Task requirements —
Write each line exactly, from the line that holds "What text is on this page?" through the final line of the material, and no other line.

Supplied material —

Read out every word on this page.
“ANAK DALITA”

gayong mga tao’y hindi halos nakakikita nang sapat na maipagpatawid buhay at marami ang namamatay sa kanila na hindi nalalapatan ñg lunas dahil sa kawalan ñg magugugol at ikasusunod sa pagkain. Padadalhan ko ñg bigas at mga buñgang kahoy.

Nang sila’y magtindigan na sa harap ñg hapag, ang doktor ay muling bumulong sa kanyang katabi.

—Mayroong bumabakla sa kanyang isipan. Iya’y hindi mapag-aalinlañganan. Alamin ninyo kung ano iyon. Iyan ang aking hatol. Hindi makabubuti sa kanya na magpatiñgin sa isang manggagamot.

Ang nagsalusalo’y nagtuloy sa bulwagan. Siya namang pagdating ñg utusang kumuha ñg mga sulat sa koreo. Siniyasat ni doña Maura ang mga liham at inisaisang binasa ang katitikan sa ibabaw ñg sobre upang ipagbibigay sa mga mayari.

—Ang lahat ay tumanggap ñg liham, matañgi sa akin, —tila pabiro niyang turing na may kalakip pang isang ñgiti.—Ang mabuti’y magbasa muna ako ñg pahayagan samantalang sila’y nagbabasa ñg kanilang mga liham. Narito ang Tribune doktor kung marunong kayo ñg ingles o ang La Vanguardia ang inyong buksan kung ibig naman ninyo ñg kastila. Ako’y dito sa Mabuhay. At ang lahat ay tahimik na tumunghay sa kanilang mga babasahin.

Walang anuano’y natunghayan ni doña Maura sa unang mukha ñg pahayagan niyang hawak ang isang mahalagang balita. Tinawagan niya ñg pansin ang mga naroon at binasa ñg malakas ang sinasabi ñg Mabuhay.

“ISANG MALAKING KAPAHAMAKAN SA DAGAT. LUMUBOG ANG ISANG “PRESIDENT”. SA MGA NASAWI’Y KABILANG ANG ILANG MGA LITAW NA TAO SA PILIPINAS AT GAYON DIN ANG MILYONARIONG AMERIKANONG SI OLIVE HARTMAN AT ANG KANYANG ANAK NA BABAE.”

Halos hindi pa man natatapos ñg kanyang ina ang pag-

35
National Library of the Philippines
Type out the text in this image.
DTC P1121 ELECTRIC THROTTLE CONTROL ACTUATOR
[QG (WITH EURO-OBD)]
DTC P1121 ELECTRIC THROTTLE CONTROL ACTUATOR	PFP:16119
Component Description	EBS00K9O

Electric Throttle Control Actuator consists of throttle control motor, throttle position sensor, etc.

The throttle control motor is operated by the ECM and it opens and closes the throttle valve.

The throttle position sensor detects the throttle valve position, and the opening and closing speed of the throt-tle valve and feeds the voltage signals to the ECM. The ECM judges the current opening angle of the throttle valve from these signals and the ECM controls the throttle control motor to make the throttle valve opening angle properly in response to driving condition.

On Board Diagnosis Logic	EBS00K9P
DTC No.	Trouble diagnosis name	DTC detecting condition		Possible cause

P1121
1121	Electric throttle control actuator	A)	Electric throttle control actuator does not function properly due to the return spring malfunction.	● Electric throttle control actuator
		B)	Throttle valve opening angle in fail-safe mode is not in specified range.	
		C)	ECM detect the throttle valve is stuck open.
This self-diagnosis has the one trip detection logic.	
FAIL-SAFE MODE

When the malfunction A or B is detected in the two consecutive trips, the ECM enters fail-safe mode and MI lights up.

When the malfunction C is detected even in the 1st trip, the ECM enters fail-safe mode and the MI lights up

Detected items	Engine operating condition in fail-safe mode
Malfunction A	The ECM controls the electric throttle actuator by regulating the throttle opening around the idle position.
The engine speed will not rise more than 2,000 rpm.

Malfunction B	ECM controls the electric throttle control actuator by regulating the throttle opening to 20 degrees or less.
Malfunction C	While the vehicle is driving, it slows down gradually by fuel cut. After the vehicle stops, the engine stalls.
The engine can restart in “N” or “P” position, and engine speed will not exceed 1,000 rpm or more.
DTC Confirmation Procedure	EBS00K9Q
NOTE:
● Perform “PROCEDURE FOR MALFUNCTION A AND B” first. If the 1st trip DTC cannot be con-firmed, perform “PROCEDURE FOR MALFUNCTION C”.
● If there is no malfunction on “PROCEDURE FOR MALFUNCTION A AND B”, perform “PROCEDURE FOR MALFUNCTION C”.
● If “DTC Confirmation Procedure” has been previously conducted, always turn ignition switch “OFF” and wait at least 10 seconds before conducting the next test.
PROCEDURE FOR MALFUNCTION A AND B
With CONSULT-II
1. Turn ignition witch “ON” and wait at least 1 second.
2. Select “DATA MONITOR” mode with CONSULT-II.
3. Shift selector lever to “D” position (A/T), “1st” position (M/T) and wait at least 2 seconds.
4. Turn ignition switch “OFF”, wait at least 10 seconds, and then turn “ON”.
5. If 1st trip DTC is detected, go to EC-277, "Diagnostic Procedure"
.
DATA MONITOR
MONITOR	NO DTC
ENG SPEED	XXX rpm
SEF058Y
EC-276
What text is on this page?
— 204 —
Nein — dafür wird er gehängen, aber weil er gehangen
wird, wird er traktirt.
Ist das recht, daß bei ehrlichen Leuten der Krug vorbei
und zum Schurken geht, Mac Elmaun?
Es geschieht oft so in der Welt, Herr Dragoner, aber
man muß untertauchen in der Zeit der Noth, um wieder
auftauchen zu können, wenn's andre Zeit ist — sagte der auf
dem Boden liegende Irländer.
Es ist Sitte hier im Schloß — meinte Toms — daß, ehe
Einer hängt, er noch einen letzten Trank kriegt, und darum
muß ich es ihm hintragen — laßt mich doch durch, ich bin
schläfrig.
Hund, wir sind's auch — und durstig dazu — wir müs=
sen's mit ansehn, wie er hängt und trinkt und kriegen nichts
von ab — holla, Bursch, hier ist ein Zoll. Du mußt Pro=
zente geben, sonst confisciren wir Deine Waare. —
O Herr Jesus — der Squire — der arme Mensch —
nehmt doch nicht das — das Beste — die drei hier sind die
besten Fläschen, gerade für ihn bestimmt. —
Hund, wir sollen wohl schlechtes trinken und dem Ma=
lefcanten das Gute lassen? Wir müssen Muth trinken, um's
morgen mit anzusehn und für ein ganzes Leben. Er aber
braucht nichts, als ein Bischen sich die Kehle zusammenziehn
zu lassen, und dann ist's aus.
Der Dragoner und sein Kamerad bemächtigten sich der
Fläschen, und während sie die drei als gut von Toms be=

Result for this exercise —
What text is on this page?
— 204 —
Nein — dafür wird er gehängen, aber weil er gehangen
wird, wird er traktirt.
Ist das recht, daß bei ehrlichen Leuten der Krug vorbei
und zum Schurken geht, Mac Elmaun?
Es geschieht oft so in der Welt, Herr Dragoner, aber
man muß untertauchen in der Zeit der Noth, um wieder
auftauchen zu können, wenn's andre Zeit ist — sagte der auf
dem Boden liegende Irländer.
Es ist Sitte hier im Schloß — meinte Toms — daß, ehe
Einer hängt, er noch einen letzten Trank kriegt, und darum
muß ich es ihm hintragen — laßt mich doch durch, ich bin
schläfrig.
Hund, wir sind's auch — und durstig dazu — wir müs=
sen's mit ansehn, wie er hängt und trinkt und kriegen nichts
von ab — holla, Bursch, hier ist ein Zoll. Du mußt Pro=
zente geben, sonst confisciren wir Deine Waare. —
O Herr Jesus — der Squire — der arme Mensch —
nehmt doch nicht das — das Beste — die drei hier sind die
besten Fläschen, gerade für ihn bestimmt. —
Hund, wir sollen wohl schlechtes trinken und dem Ma=
lefcanten das Gute lassen? Wir müssen Muth trinken, um's
morgen mit anzusehn und für ein ganzes Leben. Er aber
braucht nichts, als ein Bischen sich die Kehle zusammenziehn
zu lassen, und dann ist's aus.
Der Dragoner und sein Kamerad bemächtigten sich der
Fläschen, und während sie die drei als gut von Toms be=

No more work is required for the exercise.